-- PROVIDED MATERIAL start --

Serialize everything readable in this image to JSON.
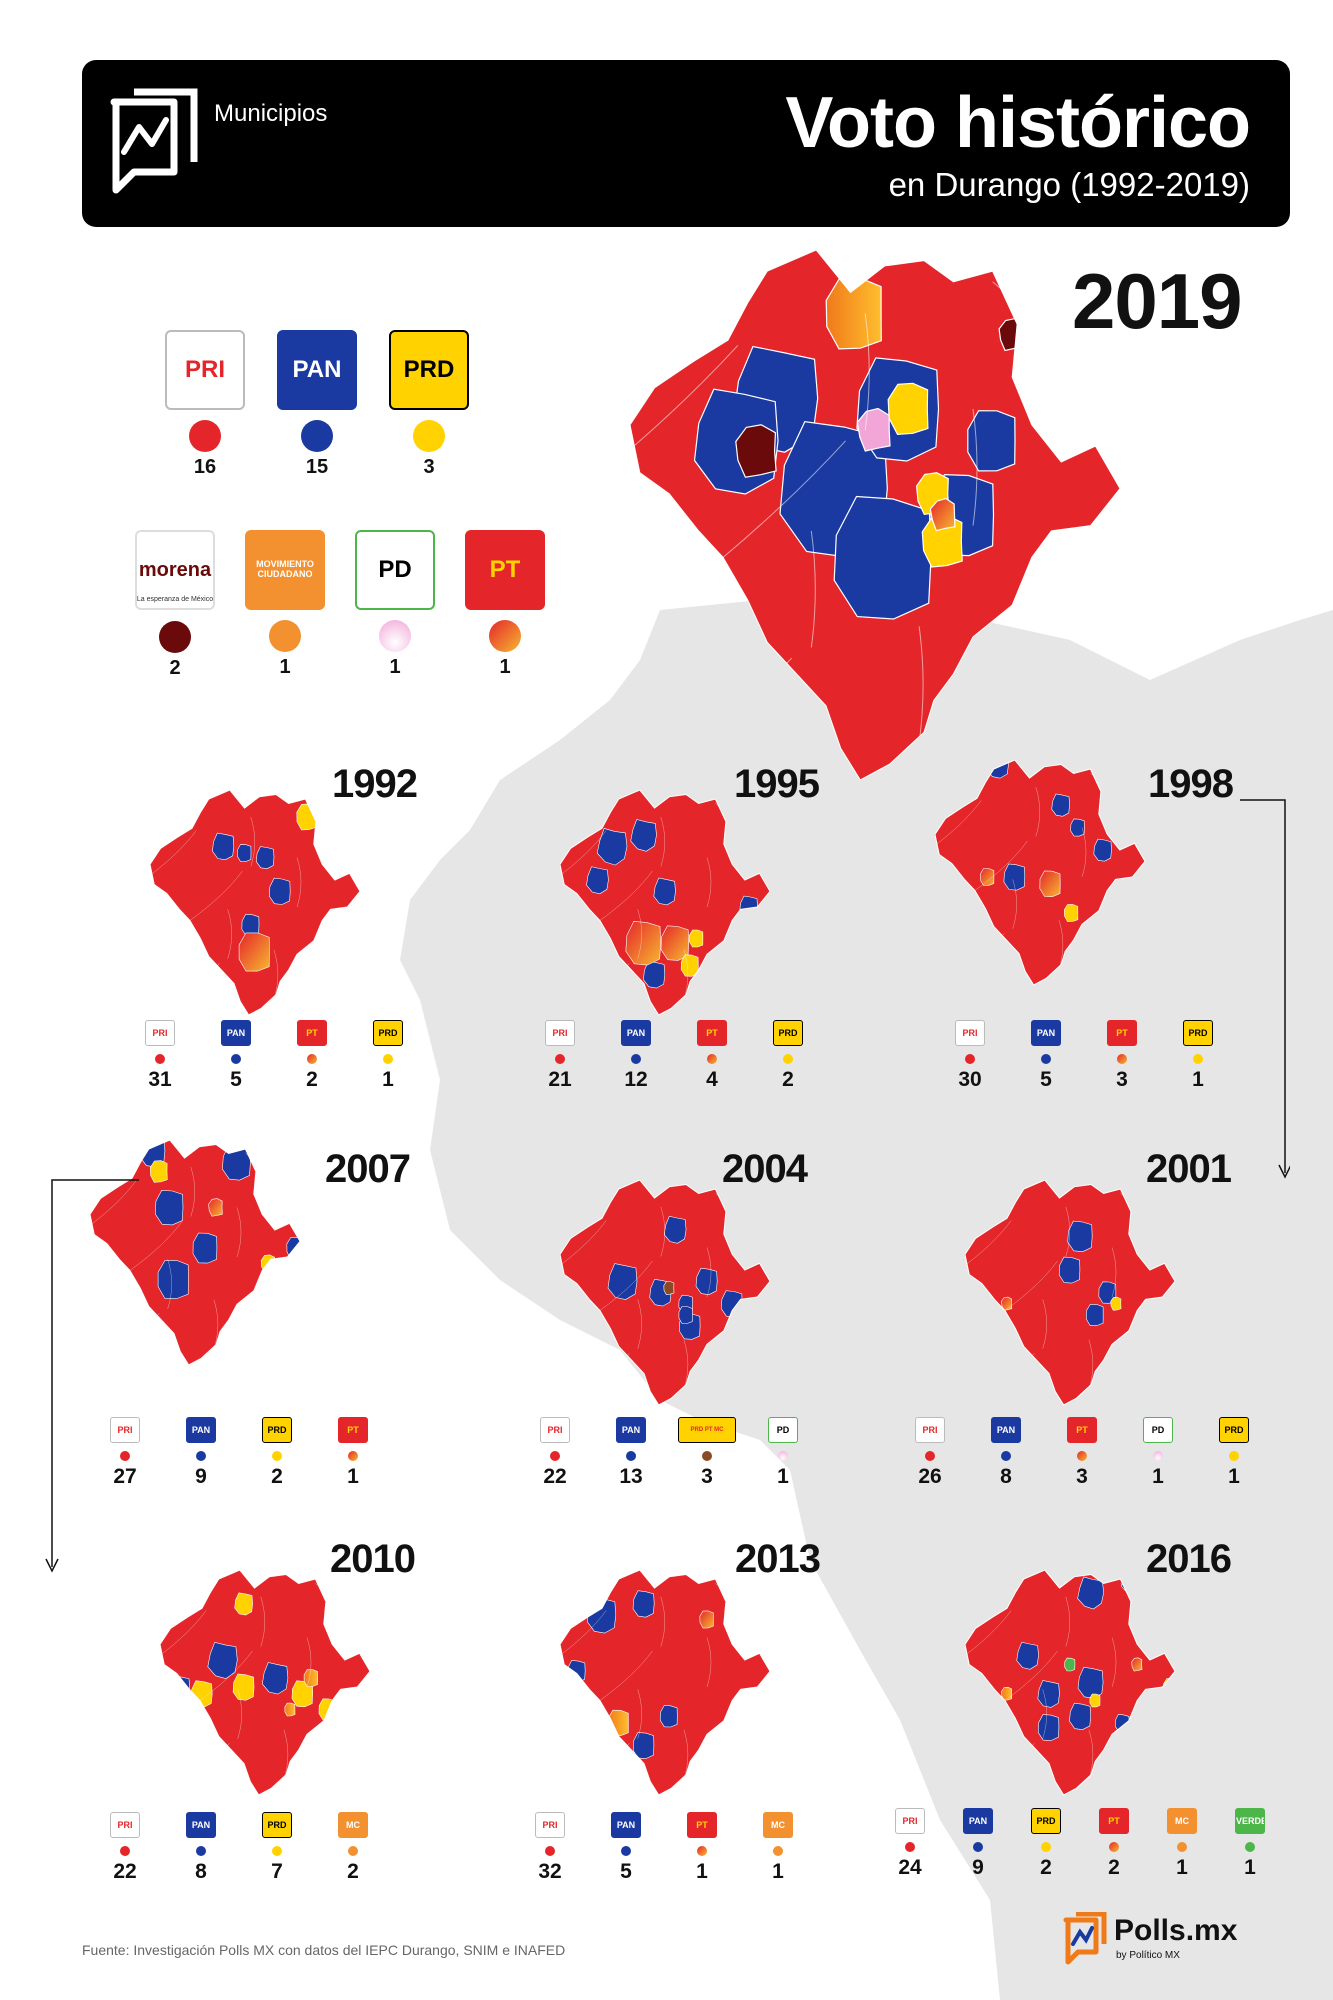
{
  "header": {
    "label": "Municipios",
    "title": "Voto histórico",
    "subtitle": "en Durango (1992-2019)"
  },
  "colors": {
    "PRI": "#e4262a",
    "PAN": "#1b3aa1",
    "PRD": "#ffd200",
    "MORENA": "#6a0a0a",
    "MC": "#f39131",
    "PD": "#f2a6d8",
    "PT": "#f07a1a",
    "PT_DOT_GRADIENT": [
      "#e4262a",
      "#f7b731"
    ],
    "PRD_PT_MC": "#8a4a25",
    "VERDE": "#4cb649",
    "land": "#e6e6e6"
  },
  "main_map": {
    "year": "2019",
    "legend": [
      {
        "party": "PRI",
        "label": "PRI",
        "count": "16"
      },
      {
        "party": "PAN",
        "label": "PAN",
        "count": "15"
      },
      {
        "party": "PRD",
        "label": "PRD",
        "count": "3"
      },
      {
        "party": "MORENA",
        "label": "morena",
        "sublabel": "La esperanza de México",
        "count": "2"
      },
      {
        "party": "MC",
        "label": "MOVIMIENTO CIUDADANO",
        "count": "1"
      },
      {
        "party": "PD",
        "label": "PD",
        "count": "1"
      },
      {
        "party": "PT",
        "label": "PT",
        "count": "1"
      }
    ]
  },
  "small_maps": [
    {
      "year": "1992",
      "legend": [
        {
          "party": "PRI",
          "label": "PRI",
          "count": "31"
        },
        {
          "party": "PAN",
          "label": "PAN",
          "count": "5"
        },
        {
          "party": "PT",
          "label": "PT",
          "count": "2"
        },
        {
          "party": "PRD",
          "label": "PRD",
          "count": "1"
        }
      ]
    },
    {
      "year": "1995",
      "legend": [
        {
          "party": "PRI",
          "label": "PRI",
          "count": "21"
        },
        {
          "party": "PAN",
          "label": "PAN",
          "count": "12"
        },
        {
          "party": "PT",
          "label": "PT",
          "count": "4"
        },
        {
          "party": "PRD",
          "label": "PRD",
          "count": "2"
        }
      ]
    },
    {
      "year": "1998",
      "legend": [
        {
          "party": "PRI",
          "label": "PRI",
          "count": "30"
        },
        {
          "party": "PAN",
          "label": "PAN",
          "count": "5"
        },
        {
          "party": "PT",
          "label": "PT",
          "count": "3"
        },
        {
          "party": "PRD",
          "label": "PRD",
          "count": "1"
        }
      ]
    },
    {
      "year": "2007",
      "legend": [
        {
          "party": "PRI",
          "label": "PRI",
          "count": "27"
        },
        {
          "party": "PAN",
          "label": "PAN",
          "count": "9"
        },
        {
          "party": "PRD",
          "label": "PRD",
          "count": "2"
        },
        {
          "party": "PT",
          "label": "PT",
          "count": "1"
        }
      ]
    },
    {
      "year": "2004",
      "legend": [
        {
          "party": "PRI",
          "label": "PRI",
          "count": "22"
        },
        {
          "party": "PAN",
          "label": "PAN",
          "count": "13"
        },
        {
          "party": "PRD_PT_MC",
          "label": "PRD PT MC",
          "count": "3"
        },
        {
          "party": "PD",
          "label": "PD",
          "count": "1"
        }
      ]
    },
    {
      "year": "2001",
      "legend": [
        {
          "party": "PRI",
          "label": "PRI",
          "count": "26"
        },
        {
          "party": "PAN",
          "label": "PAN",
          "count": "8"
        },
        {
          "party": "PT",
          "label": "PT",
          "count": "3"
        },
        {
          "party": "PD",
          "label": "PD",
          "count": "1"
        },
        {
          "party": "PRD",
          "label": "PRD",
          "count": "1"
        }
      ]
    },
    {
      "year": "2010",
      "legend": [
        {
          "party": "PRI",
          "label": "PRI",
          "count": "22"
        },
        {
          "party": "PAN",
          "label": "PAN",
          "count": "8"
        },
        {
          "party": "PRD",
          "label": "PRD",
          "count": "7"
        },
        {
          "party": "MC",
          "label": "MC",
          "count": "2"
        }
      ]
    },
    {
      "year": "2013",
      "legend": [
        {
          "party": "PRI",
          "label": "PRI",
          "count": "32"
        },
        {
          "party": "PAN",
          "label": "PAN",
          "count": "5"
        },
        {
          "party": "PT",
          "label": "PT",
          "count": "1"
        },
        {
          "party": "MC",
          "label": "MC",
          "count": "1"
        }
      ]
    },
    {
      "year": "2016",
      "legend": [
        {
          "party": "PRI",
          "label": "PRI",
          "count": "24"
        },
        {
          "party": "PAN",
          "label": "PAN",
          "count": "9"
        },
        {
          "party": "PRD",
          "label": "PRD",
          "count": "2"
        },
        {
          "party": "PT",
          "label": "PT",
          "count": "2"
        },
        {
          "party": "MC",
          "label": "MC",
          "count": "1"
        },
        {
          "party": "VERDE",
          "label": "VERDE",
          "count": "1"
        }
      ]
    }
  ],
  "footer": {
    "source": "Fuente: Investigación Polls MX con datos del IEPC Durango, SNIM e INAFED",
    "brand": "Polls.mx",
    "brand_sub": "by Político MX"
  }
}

-- PROVIDED MATERIAL end --

Copy the records above exactly, leaving out every picture.

Serialize everything readable in this image to JSON.
{
  "header": {
    "label": "Municipios",
    "title": "Voto histórico",
    "subtitle": "en Durango (1992-2019)"
  },
  "colors": {
    "PRI": "#e4262a",
    "PAN": "#1b3aa1",
    "PRD": "#ffd200",
    "MORENA": "#6a0a0a",
    "MC": "#f39131",
    "PD": "#f2a6d8",
    "PT": "#f07a1a",
    "PT_DOT_GRADIENT": [
      "#e4262a",
      "#f7b731"
    ],
    "PRD_PT_MC": "#8a4a25",
    "VERDE": "#4cb649",
    "land": "#e6e6e6"
  },
  "main_map": {
    "year": "2019",
    "legend": [
      {
        "party": "PRI",
        "label": "PRI",
        "count": "16"
      },
      {
        "party": "PAN",
        "label": "PAN",
        "count": "15"
      },
      {
        "party": "PRD",
        "label": "PRD",
        "count": "3"
      },
      {
        "party": "MORENA",
        "label": "morena",
        "sublabel": "La esperanza de México",
        "count": "2"
      },
      {
        "party": "MC",
        "label": "MOVIMIENTO CIUDADANO",
        "count": "1"
      },
      {
        "party": "PD",
        "label": "PD",
        "count": "1"
      },
      {
        "party": "PT",
        "label": "PT",
        "count": "1"
      }
    ]
  },
  "small_maps": [
    {
      "year": "1992",
      "legend": [
        {
          "party": "PRI",
          "label": "PRI",
          "count": "31"
        },
        {
          "party": "PAN",
          "label": "PAN",
          "count": "5"
        },
        {
          "party": "PT",
          "label": "PT",
          "count": "2"
        },
        {
          "party": "PRD",
          "label": "PRD",
          "count": "1"
        }
      ]
    },
    {
      "year": "1995",
      "legend": [
        {
          "party": "PRI",
          "label": "PRI",
          "count": "21"
        },
        {
          "party": "PAN",
          "label": "PAN",
          "count": "12"
        },
        {
          "party": "PT",
          "label": "PT",
          "count": "4"
        },
        {
          "party": "PRD",
          "label": "PRD",
          "count": "2"
        }
      ]
    },
    {
      "year": "1998",
      "legend": [
        {
          "party": "PRI",
          "label": "PRI",
          "count": "30"
        },
        {
          "party": "PAN",
          "label": "PAN",
          "count": "5"
        },
        {
          "party": "PT",
          "label": "PT",
          "count": "3"
        },
        {
          "party": "PRD",
          "label": "PRD",
          "count": "1"
        }
      ]
    },
    {
      "year": "2007",
      "legend": [
        {
          "party": "PRI",
          "label": "PRI",
          "count": "27"
        },
        {
          "party": "PAN",
          "label": "PAN",
          "count": "9"
        },
        {
          "party": "PRD",
          "label": "PRD",
          "count": "2"
        },
        {
          "party": "PT",
          "label": "PT",
          "count": "1"
        }
      ]
    },
    {
      "year": "2004",
      "legend": [
        {
          "party": "PRI",
          "label": "PRI",
          "count": "22"
        },
        {
          "party": "PAN",
          "label": "PAN",
          "count": "13"
        },
        {
          "party": "PRD_PT_MC",
          "label": "PRD PT MC",
          "count": "3"
        },
        {
          "party": "PD",
          "label": "PD",
          "count": "1"
        }
      ]
    },
    {
      "year": "2001",
      "legend": [
        {
          "party": "PRI",
          "label": "PRI",
          "count": "26"
        },
        {
          "party": "PAN",
          "label": "PAN",
          "count": "8"
        },
        {
          "party": "PT",
          "label": "PT",
          "count": "3"
        },
        {
          "party": "PD",
          "label": "PD",
          "count": "1"
        },
        {
          "party": "PRD",
          "label": "PRD",
          "count": "1"
        }
      ]
    },
    {
      "year": "2010",
      "legend": [
        {
          "party": "PRI",
          "label": "PRI",
          "count": "22"
        },
        {
          "party": "PAN",
          "label": "PAN",
          "count": "8"
        },
        {
          "party": "PRD",
          "label": "PRD",
          "count": "7"
        },
        {
          "party": "MC",
          "label": "MC",
          "count": "2"
        }
      ]
    },
    {
      "year": "2013",
      "legend": [
        {
          "party": "PRI",
          "label": "PRI",
          "count": "32"
        },
        {
          "party": "PAN",
          "label": "PAN",
          "count": "5"
        },
        {
          "party": "PT",
          "label": "PT",
          "count": "1"
        },
        {
          "party": "MC",
          "label": "MC",
          "count": "1"
        }
      ]
    },
    {
      "year": "2016",
      "legend": [
        {
          "party": "PRI",
          "label": "PRI",
          "count": "24"
        },
        {
          "party": "PAN",
          "label": "PAN",
          "count": "9"
        },
        {
          "party": "PRD",
          "label": "PRD",
          "count": "2"
        },
        {
          "party": "PT",
          "label": "PT",
          "count": "2"
        },
        {
          "party": "MC",
          "label": "MC",
          "count": "1"
        },
        {
          "party": "VERDE",
          "label": "VERDE",
          "count": "1"
        }
      ]
    }
  ],
  "footer": {
    "source": "Fuente: Investigación Polls MX con datos del IEPC Durango, SNIM e INAFED",
    "brand": "Polls.mx",
    "brand_sub": "by Político MX"
  }
}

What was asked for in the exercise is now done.